** Begin Data shown **
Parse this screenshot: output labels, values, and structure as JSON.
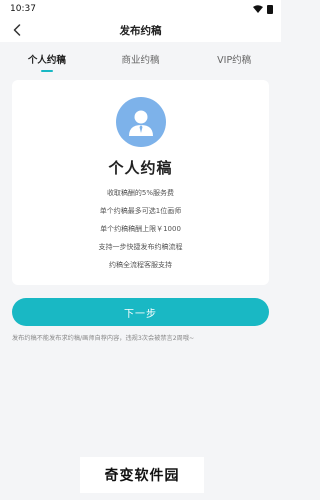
{
  "status_bar": {
    "time": "10:37",
    "icons": [
      "wifi-icon",
      "battery-icon"
    ]
  },
  "nav": {
    "title": "发布约稿",
    "back_icon": "chevron-left-icon"
  },
  "tabs": [
    {
      "label": "个人约稿",
      "active": true
    },
    {
      "label": "商业约稿",
      "active": false
    },
    {
      "label": "VIP约稿",
      "active": false
    }
  ],
  "card": {
    "avatar_icon": "user-avatar-icon",
    "title": "个人约稿",
    "features": [
      "收取稿酬的5%服务费",
      "单个约稿最多可选1位画师",
      "单个约稿稿酬上限￥1000",
      "支持一步快捷发布约稿流程",
      "约稿全流程客服支持"
    ]
  },
  "next_button": {
    "label": "下一步"
  },
  "notice": "发布约稿不能发布求约稿/画师自荐内容，违规3次会被禁言2周哦~",
  "watermark": "奇变软件园",
  "colors": {
    "accent": "#19b8c4",
    "avatar_bg": "#7db2ea",
    "background": "#f4f5f7"
  }
}
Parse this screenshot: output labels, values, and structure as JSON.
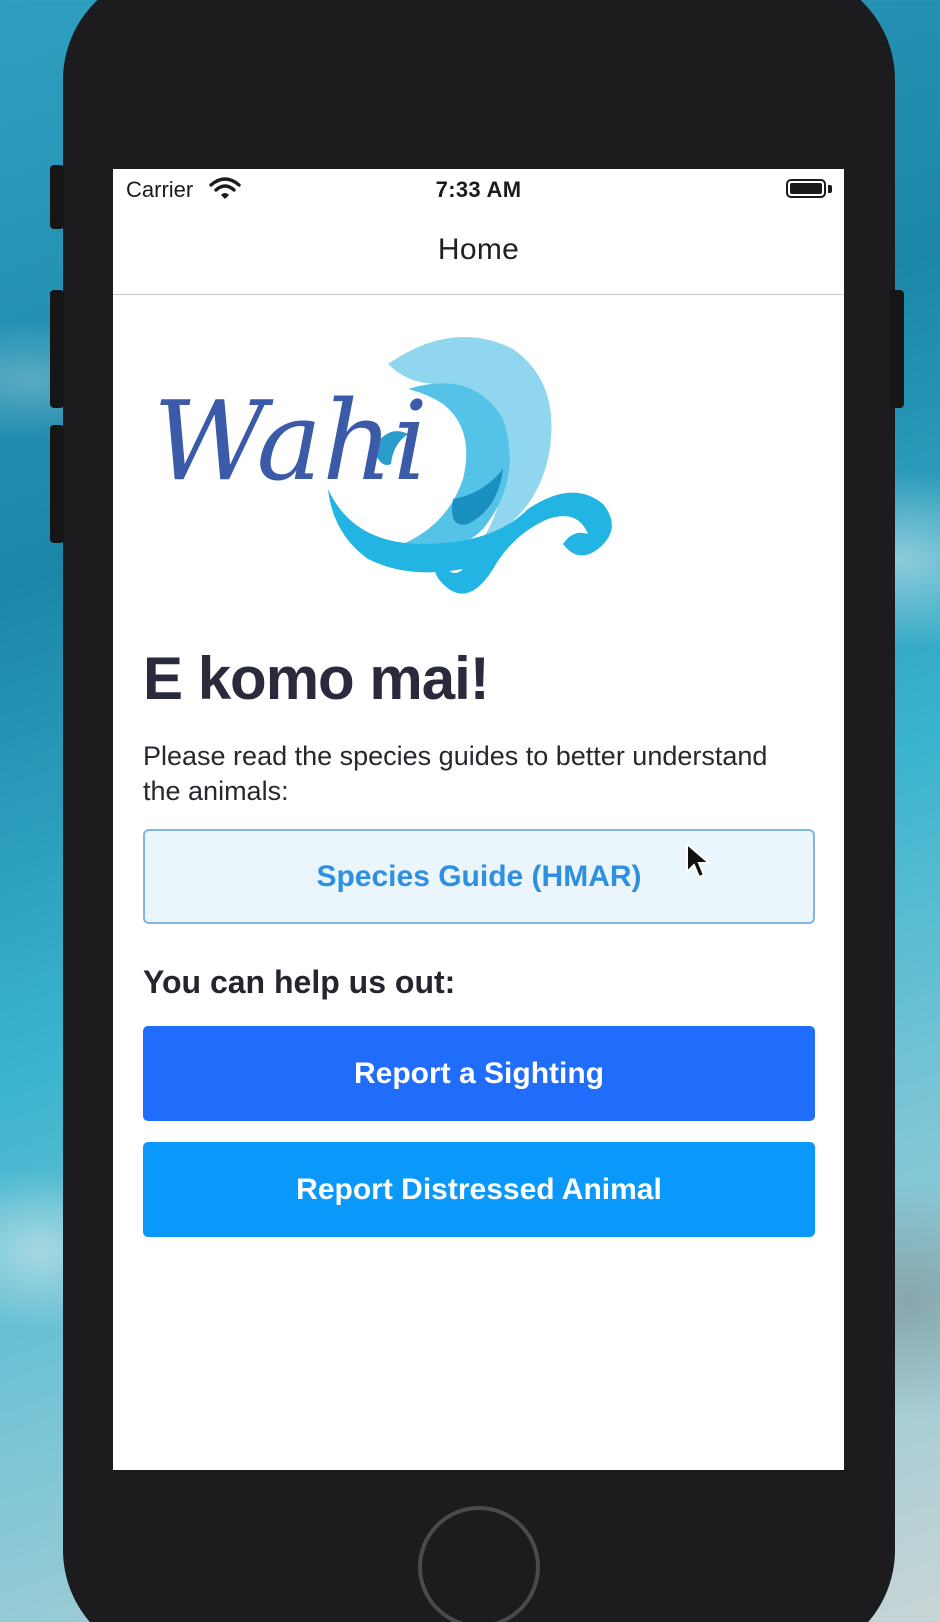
{
  "status_bar": {
    "carrier": "Carrier",
    "time": "7:33 AM",
    "wifi_icon": "wifi-icon",
    "battery_icon": "battery-icon",
    "battery_level": 1.0
  },
  "nav": {
    "title": "Home"
  },
  "logo": {
    "text": "Wahi",
    "colors": {
      "script": "#3b5aa8",
      "wave_light": "#7fd0ea",
      "wave_mid": "#2db6e4",
      "wave_dark": "#1a8fc0"
    }
  },
  "content": {
    "heading": "E komo mai!",
    "intro": "Please read the species guides to better understand the animals:",
    "guide_button": "Species Guide (HMAR)",
    "help_heading": "You can help us out:",
    "report_sighting_button": "Report a Sighting",
    "report_distressed_button": "Report Distressed Animal"
  },
  "colors": {
    "sighting_button": "#1f6dfa",
    "distressed_button": "#0a99fb",
    "guide_button_text": "#2f8fe0",
    "guide_button_bg": "#eaf5fc",
    "phone_frame": "#1c1c1e"
  }
}
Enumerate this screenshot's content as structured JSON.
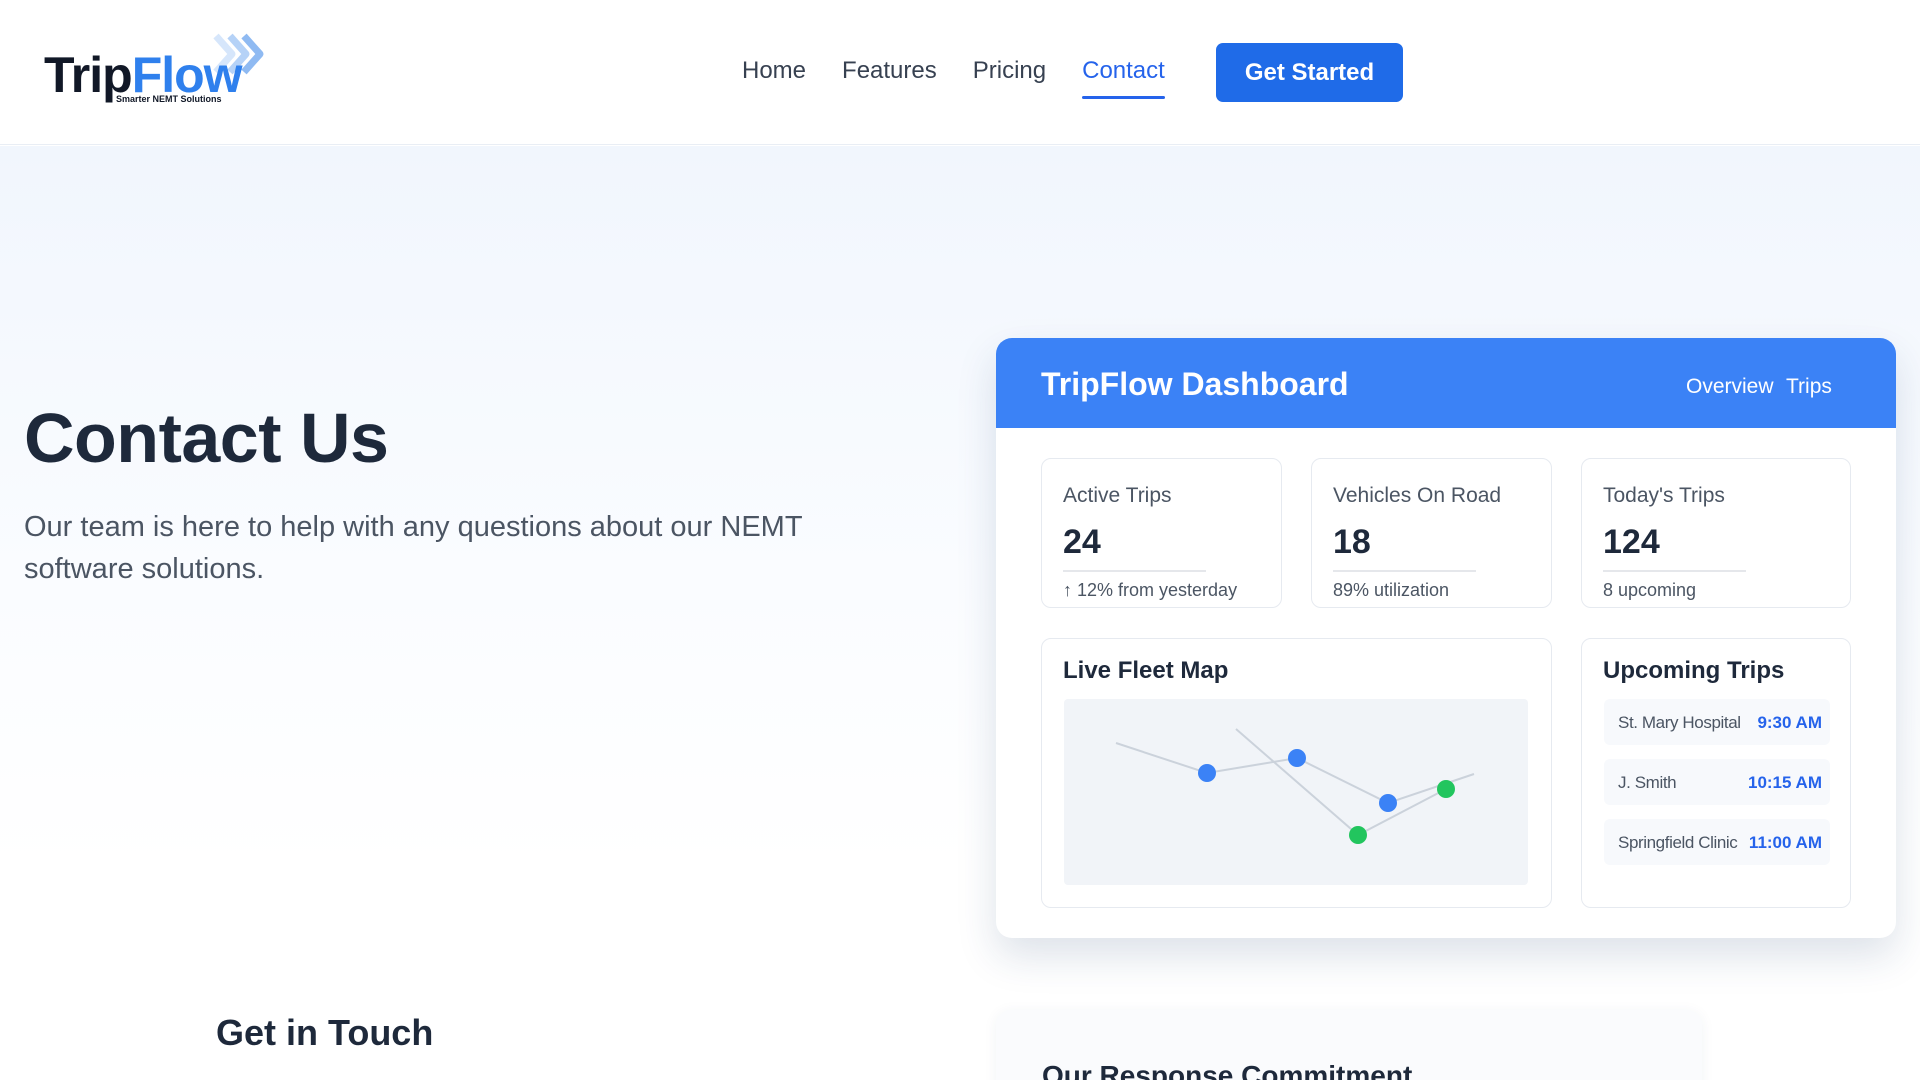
{
  "brand": {
    "logo_primary": "Trip",
    "logo_accent": "Flow",
    "tagline": "Smarter NEMT Solutions",
    "accent_color": "#2f80ed"
  },
  "nav": {
    "links": [
      {
        "label": "Home",
        "active": false
      },
      {
        "label": "Features",
        "active": false
      },
      {
        "label": "Pricing",
        "active": false
      },
      {
        "label": "Contact",
        "active": true
      }
    ],
    "cta_label": "Get Started"
  },
  "hero": {
    "title": "Contact Us",
    "subtitle": "Our team is here to help with any questions about our NEMT software solutions."
  },
  "dashboard": {
    "title": "TripFlow Dashboard",
    "tabs": [
      "Overview",
      "Trips"
    ],
    "stats": [
      {
        "label": "Active Trips",
        "value": "24",
        "note": "↑ 12% from yesterday"
      },
      {
        "label": "Vehicles On Road",
        "value": "18",
        "note": "89% utilization"
      },
      {
        "label": "Today's Trips",
        "value": "124",
        "note": "8 upcoming"
      }
    ],
    "map": {
      "title": "Live Fleet Map",
      "colors": {
        "vehicle_blue": "#3b82f6",
        "vehicle_green": "#22c55e",
        "route": "#cbd2db"
      }
    },
    "upcoming": {
      "title": "Upcoming Trips",
      "items": [
        {
          "name": "St. Mary Hospital",
          "time": "9:30 AM"
        },
        {
          "name": "J. Smith",
          "time": "10:15 AM"
        },
        {
          "name": "Springfield Clinic",
          "time": "11:00 AM"
        }
      ]
    }
  },
  "get_in_touch": {
    "title": "Get in Touch"
  },
  "commitment": {
    "title": "Our Response Commitment"
  }
}
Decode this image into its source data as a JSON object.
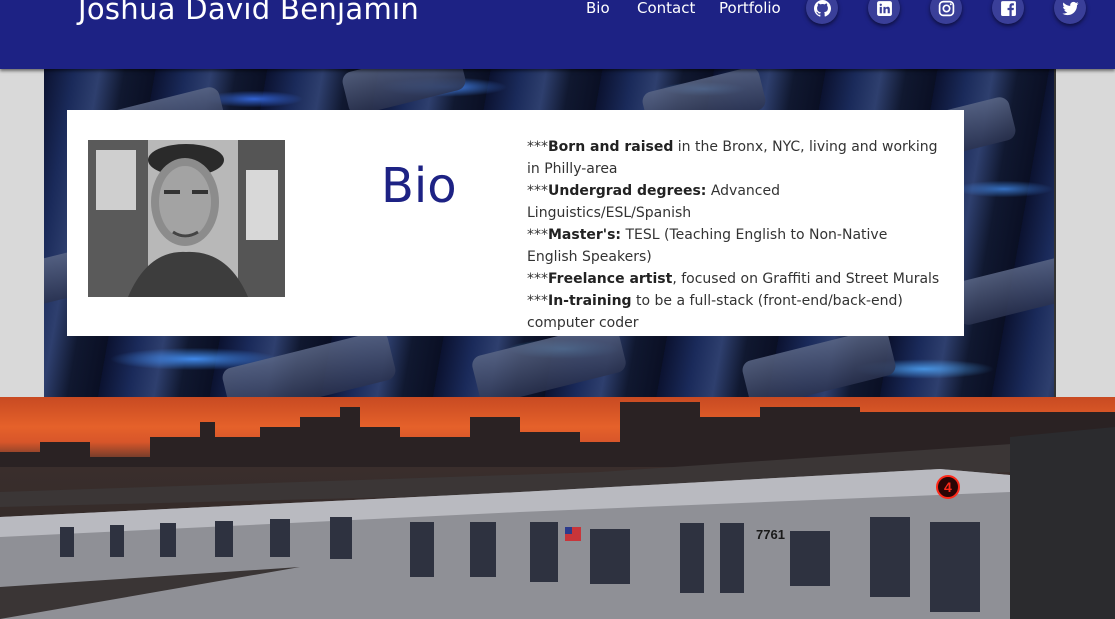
{
  "header": {
    "brand": "Joshua David Benjamin",
    "nav": [
      "Bio",
      "Contact",
      "Portfolio"
    ],
    "social": [
      "github-icon",
      "linkedin-icon",
      "instagram-icon",
      "facebook-icon",
      "twitter-icon"
    ]
  },
  "bio": {
    "title": "Bio",
    "lines": [
      {
        "prefix": "***",
        "bold": "Born and raised",
        "rest": " in the Bronx, NYC, living and working in Philly-area"
      },
      {
        "prefix": "***",
        "bold": "Undergrad degrees:",
        "rest": " Advanced Linguistics/ESL/Spanish"
      },
      {
        "prefix": "***",
        "bold": "Master's:",
        "rest": " TESL (Teaching English to Non-Native English Speakers)"
      },
      {
        "prefix": "***",
        "bold": "Freelance artist",
        "rest": ", focused on Graffiti and Street Murals"
      },
      {
        "prefix": "***",
        "bold": "In-training",
        "rest": " to be a full-stack (front-end/back-end) computer coder"
      }
    ]
  },
  "subway": {
    "car_number": "7761",
    "route": "4"
  },
  "colors": {
    "header_bg": "#1d2284",
    "accent": "#1d2284",
    "route_sign": "#ff2a1a"
  }
}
** End Data shown **
Your instructions:
Your task is to reproduce all of the material exactly. The pictures stay out.

Response to this task:
Parse this screenshot: output labels, values, and structure as JSON.
{
  "status_bar": {
    "time": "10:37",
    "icons": [
      "wifi-icon",
      "battery-icon"
    ]
  },
  "nav": {
    "title": "发布约稿",
    "back_icon": "chevron-left-icon"
  },
  "tabs": [
    {
      "label": "个人约稿",
      "active": true
    },
    {
      "label": "商业约稿",
      "active": false
    },
    {
      "label": "VIP约稿",
      "active": false
    }
  ],
  "card": {
    "avatar_icon": "user-avatar-icon",
    "title": "个人约稿",
    "features": [
      "收取稿酬的5%服务费",
      "单个约稿最多可选1位画师",
      "单个约稿稿酬上限￥1000",
      "支持一步快捷发布约稿流程",
      "约稿全流程客服支持"
    ]
  },
  "next_button": {
    "label": "下一步"
  },
  "notice": "发布约稿不能发布求约稿/画师自荐内容，违规3次会被禁言2周哦~",
  "watermark": "奇变软件园",
  "colors": {
    "accent": "#19b8c4",
    "avatar_bg": "#7db2ea",
    "background": "#f4f5f7"
  }
}
Parse this screenshot: output labels, values, and structure as JSON.
{
  "status_bar": {
    "carrier": "Carrier",
    "time": "7:33 AM",
    "wifi_icon": "wifi-icon",
    "battery_icon": "battery-icon",
    "battery_level": 1.0
  },
  "nav": {
    "title": "Home"
  },
  "logo": {
    "text": "Wahi",
    "colors": {
      "script": "#3b5aa8",
      "wave_light": "#7fd0ea",
      "wave_mid": "#2db6e4",
      "wave_dark": "#1a8fc0"
    }
  },
  "content": {
    "heading": "E komo mai!",
    "intro": "Please read the species guides to better understand the animals:",
    "guide_button": "Species Guide (HMAR)",
    "help_heading": "You can help us out:",
    "report_sighting_button": "Report a Sighting",
    "report_distressed_button": "Report Distressed Animal"
  },
  "colors": {
    "sighting_button": "#1f6dfa",
    "distressed_button": "#0a99fb",
    "guide_button_text": "#2f8fe0",
    "guide_button_bg": "#eaf5fc",
    "phone_frame": "#1c1c1e"
  }
}
Enumerate this screenshot's content as structured JSON.
{
  "brand": {
    "logo_primary": "Trip",
    "logo_accent": "Flow",
    "tagline": "Smarter NEMT Solutions",
    "accent_color": "#2f80ed"
  },
  "nav": {
    "links": [
      {
        "label": "Home",
        "active": false
      },
      {
        "label": "Features",
        "active": false
      },
      {
        "label": "Pricing",
        "active": false
      },
      {
        "label": "Contact",
        "active": true
      }
    ],
    "cta_label": "Get Started"
  },
  "hero": {
    "title": "Contact Us",
    "subtitle": "Our team is here to help with any questions about our NEMT software solutions."
  },
  "dashboard": {
    "title": "TripFlow Dashboard",
    "tabs": [
      "Overview",
      "Trips"
    ],
    "stats": [
      {
        "label": "Active Trips",
        "value": "24",
        "note": "↑ 12% from yesterday"
      },
      {
        "label": "Vehicles On Road",
        "value": "18",
        "note": "89% utilization"
      },
      {
        "label": "Today's Trips",
        "value": "124",
        "note": "8 upcoming"
      }
    ],
    "map": {
      "title": "Live Fleet Map",
      "colors": {
        "vehicle_blue": "#3b82f6",
        "vehicle_green": "#22c55e",
        "route": "#cbd2db"
      }
    },
    "upcoming": {
      "title": "Upcoming Trips",
      "items": [
        {
          "name": "St. Mary Hospital",
          "time": "9:30 AM"
        },
        {
          "name": "J. Smith",
          "time": "10:15 AM"
        },
        {
          "name": "Springfield Clinic",
          "time": "11:00 AM"
        }
      ]
    }
  },
  "get_in_touch": {
    "title": "Get in Touch"
  },
  "commitment": {
    "title": "Our Response Commitment"
  }
}
Decode this image into its source data as a JSON object.
{
  "header": {
    "brand": "Joshua David Benjamin",
    "nav": [
      "Bio",
      "Contact",
      "Portfolio"
    ],
    "social": [
      "github-icon",
      "linkedin-icon",
      "instagram-icon",
      "facebook-icon",
      "twitter-icon"
    ]
  },
  "bio": {
    "title": "Bio",
    "lines": [
      {
        "prefix": "***",
        "bold": "Born and raised",
        "rest": " in the Bronx, NYC, living and working in Philly-area"
      },
      {
        "prefix": "***",
        "bold": "Undergrad degrees:",
        "rest": " Advanced Linguistics/ESL/Spanish"
      },
      {
        "prefix": "***",
        "bold": "Master's:",
        "rest": " TESL (Teaching English to Non-Native English Speakers)"
      },
      {
        "prefix": "***",
        "bold": "Freelance artist",
        "rest": ", focused on Graffiti and Street Murals"
      },
      {
        "prefix": "***",
        "bold": "In-training",
        "rest": " to be a full-stack (front-end/back-end) computer coder"
      }
    ]
  },
  "subway": {
    "car_number": "7761",
    "route": "4"
  },
  "colors": {
    "header_bg": "#1d2284",
    "accent": "#1d2284",
    "route_sign": "#ff2a1a"
  }
}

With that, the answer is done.